● **RECORDS SUPPLIED**

>> START

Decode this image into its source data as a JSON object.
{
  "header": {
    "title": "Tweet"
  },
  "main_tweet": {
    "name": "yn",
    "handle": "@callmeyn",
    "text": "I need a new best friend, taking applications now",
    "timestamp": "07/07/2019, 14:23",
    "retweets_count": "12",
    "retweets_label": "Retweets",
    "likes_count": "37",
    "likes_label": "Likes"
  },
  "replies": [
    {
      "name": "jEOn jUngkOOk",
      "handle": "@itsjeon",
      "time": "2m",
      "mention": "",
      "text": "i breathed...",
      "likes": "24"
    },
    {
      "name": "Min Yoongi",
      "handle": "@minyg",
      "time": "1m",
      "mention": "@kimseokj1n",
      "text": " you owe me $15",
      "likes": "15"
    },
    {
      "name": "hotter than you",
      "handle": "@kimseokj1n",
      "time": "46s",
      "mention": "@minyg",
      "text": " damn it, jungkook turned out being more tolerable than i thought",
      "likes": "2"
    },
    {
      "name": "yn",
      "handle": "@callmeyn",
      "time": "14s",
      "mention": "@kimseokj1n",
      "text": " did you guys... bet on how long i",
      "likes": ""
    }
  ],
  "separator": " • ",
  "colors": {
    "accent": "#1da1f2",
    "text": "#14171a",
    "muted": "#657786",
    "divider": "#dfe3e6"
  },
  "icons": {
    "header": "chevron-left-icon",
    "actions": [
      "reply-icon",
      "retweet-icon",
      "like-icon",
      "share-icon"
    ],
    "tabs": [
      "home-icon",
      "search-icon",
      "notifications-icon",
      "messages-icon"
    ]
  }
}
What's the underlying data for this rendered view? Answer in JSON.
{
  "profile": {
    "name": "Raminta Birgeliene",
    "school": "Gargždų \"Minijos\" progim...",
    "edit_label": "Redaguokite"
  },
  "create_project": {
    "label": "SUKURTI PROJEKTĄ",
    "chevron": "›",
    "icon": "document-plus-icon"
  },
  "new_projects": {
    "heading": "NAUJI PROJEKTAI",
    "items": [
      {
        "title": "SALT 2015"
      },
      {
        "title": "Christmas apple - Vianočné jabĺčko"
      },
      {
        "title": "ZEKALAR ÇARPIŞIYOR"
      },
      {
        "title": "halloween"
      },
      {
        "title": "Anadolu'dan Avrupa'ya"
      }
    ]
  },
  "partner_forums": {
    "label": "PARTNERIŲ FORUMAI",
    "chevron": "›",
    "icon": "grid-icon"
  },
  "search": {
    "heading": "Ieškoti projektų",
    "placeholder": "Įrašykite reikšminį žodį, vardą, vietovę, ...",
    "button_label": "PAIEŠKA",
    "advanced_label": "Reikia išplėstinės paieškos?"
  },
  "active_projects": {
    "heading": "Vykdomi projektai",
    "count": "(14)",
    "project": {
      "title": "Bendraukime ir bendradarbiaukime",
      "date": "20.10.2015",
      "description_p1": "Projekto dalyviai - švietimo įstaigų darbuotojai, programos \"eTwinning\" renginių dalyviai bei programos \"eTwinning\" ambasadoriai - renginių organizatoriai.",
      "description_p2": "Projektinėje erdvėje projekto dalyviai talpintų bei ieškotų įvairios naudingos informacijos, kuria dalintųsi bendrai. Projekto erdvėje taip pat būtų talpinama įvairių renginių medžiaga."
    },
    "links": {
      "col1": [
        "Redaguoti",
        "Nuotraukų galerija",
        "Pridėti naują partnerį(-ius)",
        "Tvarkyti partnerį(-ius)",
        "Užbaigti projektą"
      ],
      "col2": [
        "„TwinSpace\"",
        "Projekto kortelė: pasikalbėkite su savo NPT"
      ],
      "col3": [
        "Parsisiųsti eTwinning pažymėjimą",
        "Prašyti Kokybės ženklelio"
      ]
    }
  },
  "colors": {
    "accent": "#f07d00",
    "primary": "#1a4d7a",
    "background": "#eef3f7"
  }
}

>> END

● **TASK DIRECTIONS**
Exactly reproduce the lines beginning with the one that contains "What's the underlying" and ending with the last line of the material, both included. Leave out everything else.

● **RESPONSE**
What's the underlying data for this rendered view? Answer in JSON.
{
  "profile": {
    "name": "Raminta Birgeliene",
    "school": "Gargždų \"Minijos\" progim...",
    "edit_label": "Redaguokite"
  },
  "create_project": {
    "label": "SUKURTI PROJEKTĄ",
    "chevron": "›",
    "icon": "document-plus-icon"
  },
  "new_projects": {
    "heading": "NAUJI PROJEKTAI",
    "items": [
      {
        "title": "SALT 2015"
      },
      {
        "title": "Christmas apple - Vianočné jabĺčko"
      },
      {
        "title": "ZEKALAR ÇARPIŞIYOR"
      },
      {
        "title": "halloween"
      },
      {
        "title": "Anadolu'dan Avrupa'ya"
      }
    ]
  },
  "partner_forums": {
    "label": "PARTNERIŲ FORUMAI",
    "chevron": "›",
    "icon": "grid-icon"
  },
  "search": {
    "heading": "Ieškoti projektų",
    "placeholder": "Įrašykite reikšminį žodį, vardą, vietovę, ...",
    "button_label": "PAIEŠKA",
    "advanced_label": "Reikia išplėstinės paieškos?"
  },
  "active_projects": {
    "heading": "Vykdomi projektai",
    "count": "(14)",
    "project": {
      "title": "Bendraukime ir bendradarbiaukime",
      "date": "20.10.2015",
      "description_p1": "Projekto dalyviai - švietimo įstaigų darbuotojai, programos \"eTwinning\" renginių dalyviai bei programos \"eTwinning\" ambasadoriai - renginių organizatoriai.",
      "description_p2": "Projektinėje erdvėje projekto dalyviai talpintų bei ieškotų įvairios naudingos informacijos, kuria dalintųsi bendrai. Projekto erdvėje taip pat būtų talpinama įvairių renginių medžiaga."
    },
    "links": {
      "col1": [
        "Redaguoti",
        "Nuotraukų galerija",
        "Pridėti naują partnerį(-ius)",
        "Tvarkyti partnerį(-ius)",
        "Užbaigti projektą"
      ],
      "col2": [
        "„TwinSpace\"",
        "Projekto kortelė: pasikalbėkite su savo NPT"
      ],
      "col3": [
        "Parsisiųsti eTwinning pažymėjimą",
        "Prašyti Kokybės ženklelio"
      ]
    }
  },
  "colors": {
    "accent": "#f07d00",
    "primary": "#1a4d7a",
    "background": "#eef3f7"
  }
}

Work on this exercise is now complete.